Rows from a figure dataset
--- begin ---

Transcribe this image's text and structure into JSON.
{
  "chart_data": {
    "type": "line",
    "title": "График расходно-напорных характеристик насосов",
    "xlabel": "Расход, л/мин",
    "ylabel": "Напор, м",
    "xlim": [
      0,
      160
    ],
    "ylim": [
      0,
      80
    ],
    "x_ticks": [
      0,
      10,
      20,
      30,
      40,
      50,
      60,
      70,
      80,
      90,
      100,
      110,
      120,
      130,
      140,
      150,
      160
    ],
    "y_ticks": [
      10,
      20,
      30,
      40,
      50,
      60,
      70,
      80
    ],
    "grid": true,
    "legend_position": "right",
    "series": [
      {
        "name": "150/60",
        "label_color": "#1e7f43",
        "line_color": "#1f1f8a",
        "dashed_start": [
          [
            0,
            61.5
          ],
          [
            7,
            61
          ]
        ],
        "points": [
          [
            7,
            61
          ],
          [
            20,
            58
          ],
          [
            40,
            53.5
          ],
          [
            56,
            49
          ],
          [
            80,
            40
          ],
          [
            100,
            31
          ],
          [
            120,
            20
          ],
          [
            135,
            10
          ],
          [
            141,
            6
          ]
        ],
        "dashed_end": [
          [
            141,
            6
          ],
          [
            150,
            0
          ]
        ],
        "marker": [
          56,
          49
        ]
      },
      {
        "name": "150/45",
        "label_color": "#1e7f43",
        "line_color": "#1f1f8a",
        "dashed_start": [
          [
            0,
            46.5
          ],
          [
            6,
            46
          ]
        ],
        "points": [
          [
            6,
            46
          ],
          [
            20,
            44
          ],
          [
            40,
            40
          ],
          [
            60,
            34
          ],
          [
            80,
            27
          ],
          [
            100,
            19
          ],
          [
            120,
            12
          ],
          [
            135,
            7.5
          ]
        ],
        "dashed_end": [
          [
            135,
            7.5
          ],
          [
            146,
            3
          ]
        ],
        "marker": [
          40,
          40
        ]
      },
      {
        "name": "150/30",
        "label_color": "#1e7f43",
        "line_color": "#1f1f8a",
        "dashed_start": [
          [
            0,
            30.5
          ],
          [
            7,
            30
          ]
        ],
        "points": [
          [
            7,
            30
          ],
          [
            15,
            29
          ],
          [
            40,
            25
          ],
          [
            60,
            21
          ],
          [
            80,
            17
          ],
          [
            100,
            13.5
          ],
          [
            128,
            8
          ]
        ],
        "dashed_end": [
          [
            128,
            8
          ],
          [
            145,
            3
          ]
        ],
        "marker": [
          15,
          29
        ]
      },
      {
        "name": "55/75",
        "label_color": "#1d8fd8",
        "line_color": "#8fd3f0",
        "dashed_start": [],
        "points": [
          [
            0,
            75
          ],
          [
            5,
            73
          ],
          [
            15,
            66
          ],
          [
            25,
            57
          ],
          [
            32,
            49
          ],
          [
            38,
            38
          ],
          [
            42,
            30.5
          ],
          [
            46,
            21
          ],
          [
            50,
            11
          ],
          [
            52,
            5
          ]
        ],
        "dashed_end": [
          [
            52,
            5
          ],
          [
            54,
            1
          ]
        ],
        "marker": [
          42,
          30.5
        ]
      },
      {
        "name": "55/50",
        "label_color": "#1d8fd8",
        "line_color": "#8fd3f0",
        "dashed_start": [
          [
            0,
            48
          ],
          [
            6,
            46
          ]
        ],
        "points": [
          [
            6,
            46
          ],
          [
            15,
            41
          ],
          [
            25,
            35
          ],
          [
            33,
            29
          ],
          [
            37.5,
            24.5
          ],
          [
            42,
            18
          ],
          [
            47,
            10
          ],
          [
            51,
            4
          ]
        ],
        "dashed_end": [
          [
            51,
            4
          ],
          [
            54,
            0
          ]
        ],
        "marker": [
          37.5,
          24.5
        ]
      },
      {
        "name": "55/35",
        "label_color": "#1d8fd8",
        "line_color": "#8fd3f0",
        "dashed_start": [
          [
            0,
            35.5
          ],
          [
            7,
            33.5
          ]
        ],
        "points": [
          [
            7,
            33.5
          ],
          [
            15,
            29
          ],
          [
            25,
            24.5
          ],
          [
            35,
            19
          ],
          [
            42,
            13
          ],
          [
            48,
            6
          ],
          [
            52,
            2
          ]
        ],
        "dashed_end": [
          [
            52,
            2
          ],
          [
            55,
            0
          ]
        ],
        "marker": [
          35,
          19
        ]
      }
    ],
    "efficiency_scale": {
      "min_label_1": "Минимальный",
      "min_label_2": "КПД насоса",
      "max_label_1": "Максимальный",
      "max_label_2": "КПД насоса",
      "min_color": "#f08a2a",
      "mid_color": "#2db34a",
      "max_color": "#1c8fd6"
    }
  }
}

--- end ---
--- begin ---

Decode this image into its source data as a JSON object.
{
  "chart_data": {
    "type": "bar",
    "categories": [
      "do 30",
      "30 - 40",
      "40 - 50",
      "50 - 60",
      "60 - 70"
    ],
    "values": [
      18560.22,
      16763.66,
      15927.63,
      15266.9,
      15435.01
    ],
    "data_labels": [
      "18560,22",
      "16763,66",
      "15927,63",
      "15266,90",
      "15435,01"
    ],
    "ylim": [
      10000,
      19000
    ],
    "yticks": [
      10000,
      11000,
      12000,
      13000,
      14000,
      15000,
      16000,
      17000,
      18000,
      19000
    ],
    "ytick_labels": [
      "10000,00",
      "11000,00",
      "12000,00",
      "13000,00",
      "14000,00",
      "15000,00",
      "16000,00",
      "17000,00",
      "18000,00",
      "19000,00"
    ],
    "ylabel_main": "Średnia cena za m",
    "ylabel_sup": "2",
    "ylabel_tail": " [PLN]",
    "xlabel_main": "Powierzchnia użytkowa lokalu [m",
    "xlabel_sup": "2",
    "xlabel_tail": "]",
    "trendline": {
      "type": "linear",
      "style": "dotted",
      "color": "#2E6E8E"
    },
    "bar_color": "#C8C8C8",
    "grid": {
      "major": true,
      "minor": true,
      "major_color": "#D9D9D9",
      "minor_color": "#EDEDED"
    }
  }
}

--- end ---

:: DO THIS ::
Within the records, how many lines include "into"? The answer is the number and nothing else.

:: SOLUTION FOR THIS TASK ::
2